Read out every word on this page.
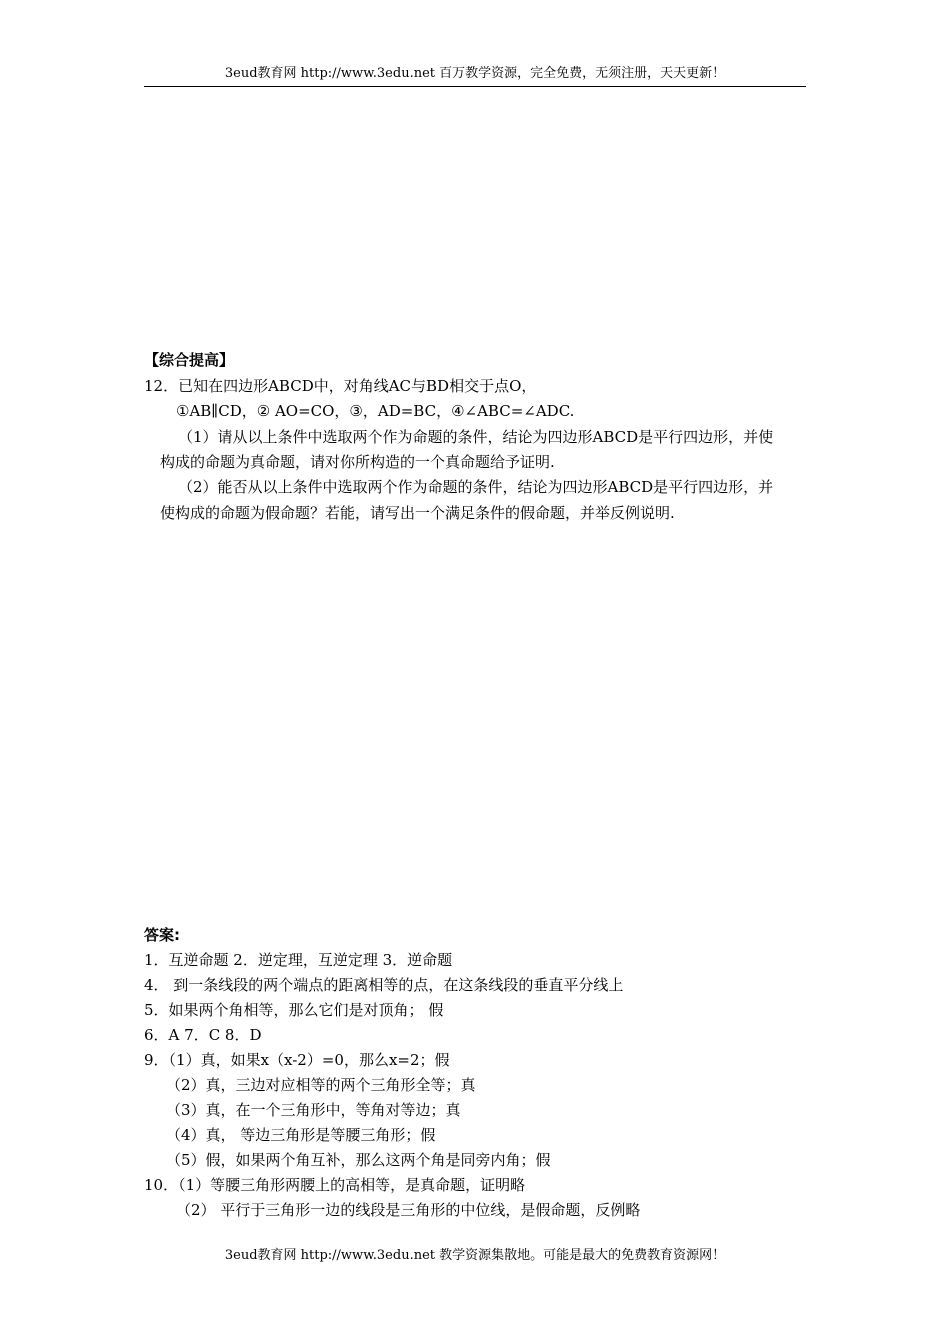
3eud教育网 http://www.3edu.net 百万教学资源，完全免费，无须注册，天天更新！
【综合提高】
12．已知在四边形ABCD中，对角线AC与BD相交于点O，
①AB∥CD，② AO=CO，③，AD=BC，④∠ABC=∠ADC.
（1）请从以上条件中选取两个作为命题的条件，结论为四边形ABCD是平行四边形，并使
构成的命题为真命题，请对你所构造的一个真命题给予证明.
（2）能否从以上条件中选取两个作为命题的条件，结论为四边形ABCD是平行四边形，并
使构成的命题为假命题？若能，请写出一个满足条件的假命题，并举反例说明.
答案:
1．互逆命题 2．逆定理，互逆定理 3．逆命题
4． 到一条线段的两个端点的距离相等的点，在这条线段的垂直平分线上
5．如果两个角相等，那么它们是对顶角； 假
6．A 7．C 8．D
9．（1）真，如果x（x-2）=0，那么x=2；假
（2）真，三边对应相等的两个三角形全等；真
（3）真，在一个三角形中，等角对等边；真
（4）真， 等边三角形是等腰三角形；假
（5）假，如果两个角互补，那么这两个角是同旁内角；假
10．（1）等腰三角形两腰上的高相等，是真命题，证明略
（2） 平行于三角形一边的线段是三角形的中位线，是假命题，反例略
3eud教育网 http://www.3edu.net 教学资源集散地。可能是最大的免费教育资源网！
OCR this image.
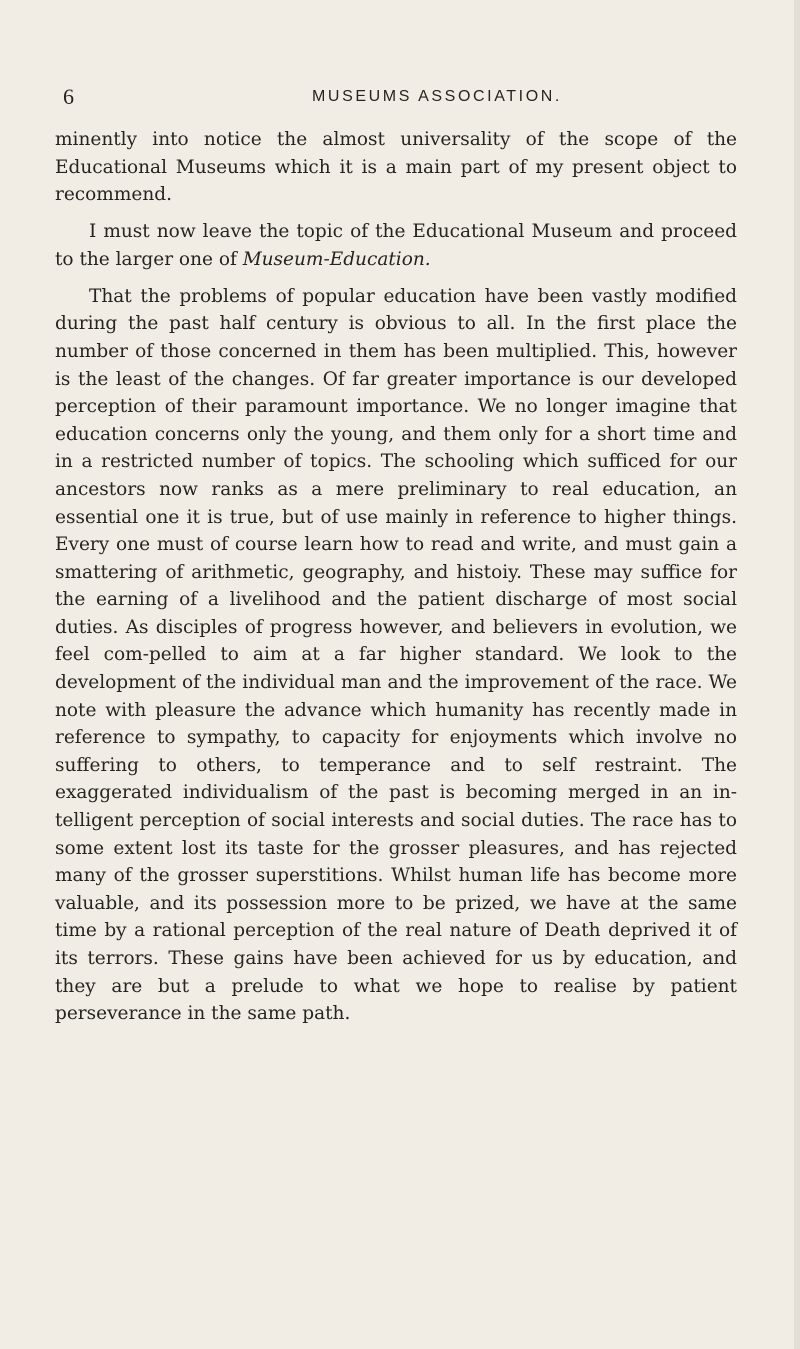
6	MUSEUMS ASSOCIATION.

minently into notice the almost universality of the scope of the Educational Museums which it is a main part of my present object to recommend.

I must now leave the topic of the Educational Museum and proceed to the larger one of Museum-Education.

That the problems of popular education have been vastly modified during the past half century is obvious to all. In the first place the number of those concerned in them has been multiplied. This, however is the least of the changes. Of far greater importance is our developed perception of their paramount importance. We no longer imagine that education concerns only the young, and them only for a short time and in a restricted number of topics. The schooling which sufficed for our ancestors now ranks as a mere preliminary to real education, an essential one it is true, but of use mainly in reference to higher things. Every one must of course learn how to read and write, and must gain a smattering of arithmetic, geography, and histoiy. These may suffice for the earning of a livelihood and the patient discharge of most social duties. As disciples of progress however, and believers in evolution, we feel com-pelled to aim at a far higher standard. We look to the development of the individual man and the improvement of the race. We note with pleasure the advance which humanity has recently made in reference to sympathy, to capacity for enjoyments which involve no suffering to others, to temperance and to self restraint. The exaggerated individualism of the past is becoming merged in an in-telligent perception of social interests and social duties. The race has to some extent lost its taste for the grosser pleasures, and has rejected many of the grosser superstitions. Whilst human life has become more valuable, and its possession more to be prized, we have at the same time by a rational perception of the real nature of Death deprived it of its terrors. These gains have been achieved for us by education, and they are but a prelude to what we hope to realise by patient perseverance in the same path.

## What is needed
Search the data for the string "http". List each line that has it.

## Exercise answer
3eud教育网 http://www.3edu.net 百万教学资源，完全免费，无须注册，天天更新！
3eud教育网 http://www.3edu.net 教学资源集散地。可能是最大的免费教育资源网！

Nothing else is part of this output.